Task directions —
Write out all of the data below line for line, without changing anything, but leave out the pictures.

Data provided —
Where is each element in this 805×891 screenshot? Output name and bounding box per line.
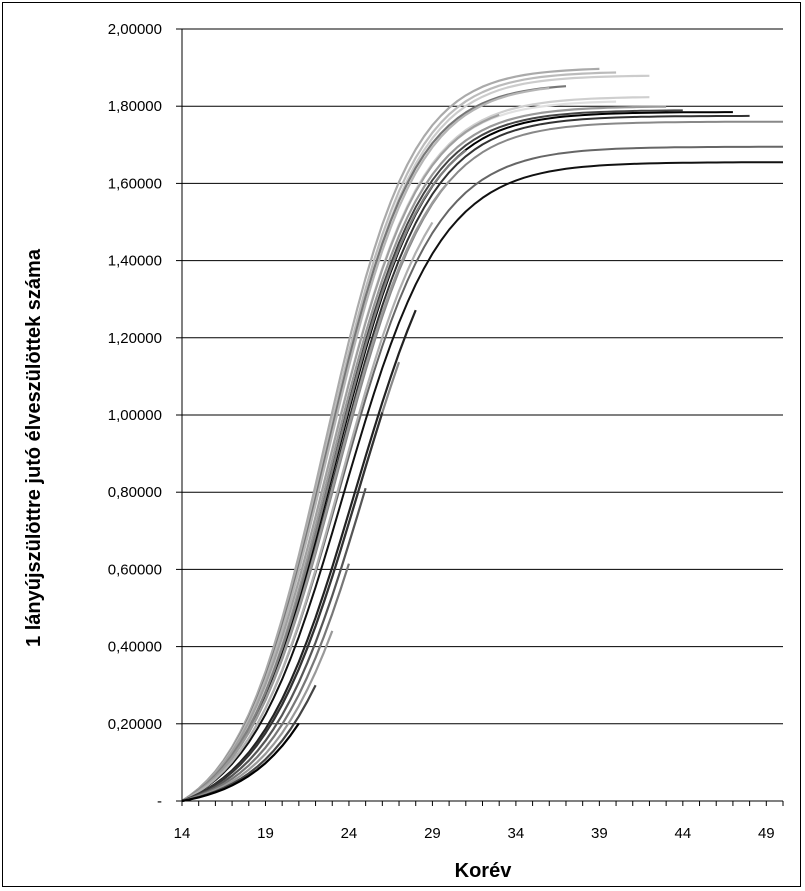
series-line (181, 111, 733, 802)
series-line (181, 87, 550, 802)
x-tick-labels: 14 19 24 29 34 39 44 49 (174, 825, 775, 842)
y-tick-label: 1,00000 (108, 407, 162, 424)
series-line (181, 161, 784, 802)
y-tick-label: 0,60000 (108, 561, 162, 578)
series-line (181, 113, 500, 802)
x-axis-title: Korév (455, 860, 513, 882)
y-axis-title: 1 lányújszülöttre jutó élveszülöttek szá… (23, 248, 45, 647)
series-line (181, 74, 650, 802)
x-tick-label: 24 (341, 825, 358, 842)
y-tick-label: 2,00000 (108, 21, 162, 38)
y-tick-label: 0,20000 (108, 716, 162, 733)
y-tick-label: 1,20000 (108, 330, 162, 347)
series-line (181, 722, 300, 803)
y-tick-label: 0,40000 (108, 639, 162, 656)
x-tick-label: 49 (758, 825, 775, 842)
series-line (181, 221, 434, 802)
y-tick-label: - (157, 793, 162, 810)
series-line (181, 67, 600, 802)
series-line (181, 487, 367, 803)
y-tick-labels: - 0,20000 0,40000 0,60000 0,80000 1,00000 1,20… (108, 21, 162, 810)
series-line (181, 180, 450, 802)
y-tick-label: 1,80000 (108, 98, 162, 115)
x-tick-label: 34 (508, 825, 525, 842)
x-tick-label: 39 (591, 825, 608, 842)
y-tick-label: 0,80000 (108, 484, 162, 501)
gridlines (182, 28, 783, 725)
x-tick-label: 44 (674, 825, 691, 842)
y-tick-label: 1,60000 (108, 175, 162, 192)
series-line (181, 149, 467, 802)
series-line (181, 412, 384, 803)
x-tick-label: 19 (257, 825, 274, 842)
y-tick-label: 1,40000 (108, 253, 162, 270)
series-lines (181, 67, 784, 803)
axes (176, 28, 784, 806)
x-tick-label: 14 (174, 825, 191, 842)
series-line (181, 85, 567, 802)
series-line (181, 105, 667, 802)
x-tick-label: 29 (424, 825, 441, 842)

Task response —
Where is each element in this 805×891 screenshot? Output name and bounding box per line.
series-line (181, 111, 733, 802)
series-line (181, 87, 550, 802)
x-tick-labels: 14 19 24 29 34 39 44 49 (174, 825, 775, 842)
y-tick-label: 1,00000 (108, 407, 162, 424)
series-line (181, 161, 784, 802)
y-tick-label: 0,60000 (108, 561, 162, 578)
series-line (181, 113, 500, 802)
x-axis-title: Korév (455, 860, 513, 882)
y-axis-title: 1 lányújszülöttre jutó élveszülöttek szá… (23, 248, 45, 647)
series-line (181, 74, 650, 802)
x-tick-label: 24 (341, 825, 358, 842)
y-tick-label: 2,00000 (108, 21, 162, 38)
y-tick-label: 0,20000 (108, 716, 162, 733)
y-tick-label: 1,20000 (108, 330, 162, 347)
series-line (181, 722, 300, 803)
y-tick-label: 0,40000 (108, 639, 162, 656)
x-tick-label: 49 (758, 825, 775, 842)
series-line (181, 221, 434, 802)
y-tick-label: - (157, 793, 162, 810)
series-line (181, 67, 600, 802)
series-line (181, 487, 367, 803)
y-tick-labels: - 0,20000 0,40000 0,60000 0,80000 1,00000 1,20… (108, 21, 162, 810)
series-line (181, 180, 450, 802)
y-tick-label: 1,80000 (108, 98, 162, 115)
x-tick-label: 34 (508, 825, 525, 842)
x-tick-label: 39 (591, 825, 608, 842)
y-tick-label: 0,80000 (108, 484, 162, 501)
gridlines (182, 28, 783, 725)
x-tick-label: 44 (674, 825, 691, 842)
y-tick-label: 1,60000 (108, 175, 162, 192)
series-line (181, 149, 467, 802)
series-line (181, 412, 384, 803)
x-tick-label: 19 (257, 825, 274, 842)
y-tick-label: 1,40000 (108, 253, 162, 270)
series-lines (181, 67, 784, 803)
axes (176, 28, 784, 806)
x-tick-label: 14 (174, 825, 191, 842)
series-line (181, 85, 567, 802)
series-line (181, 105, 667, 802)
x-tick-label: 29 (424, 825, 441, 842)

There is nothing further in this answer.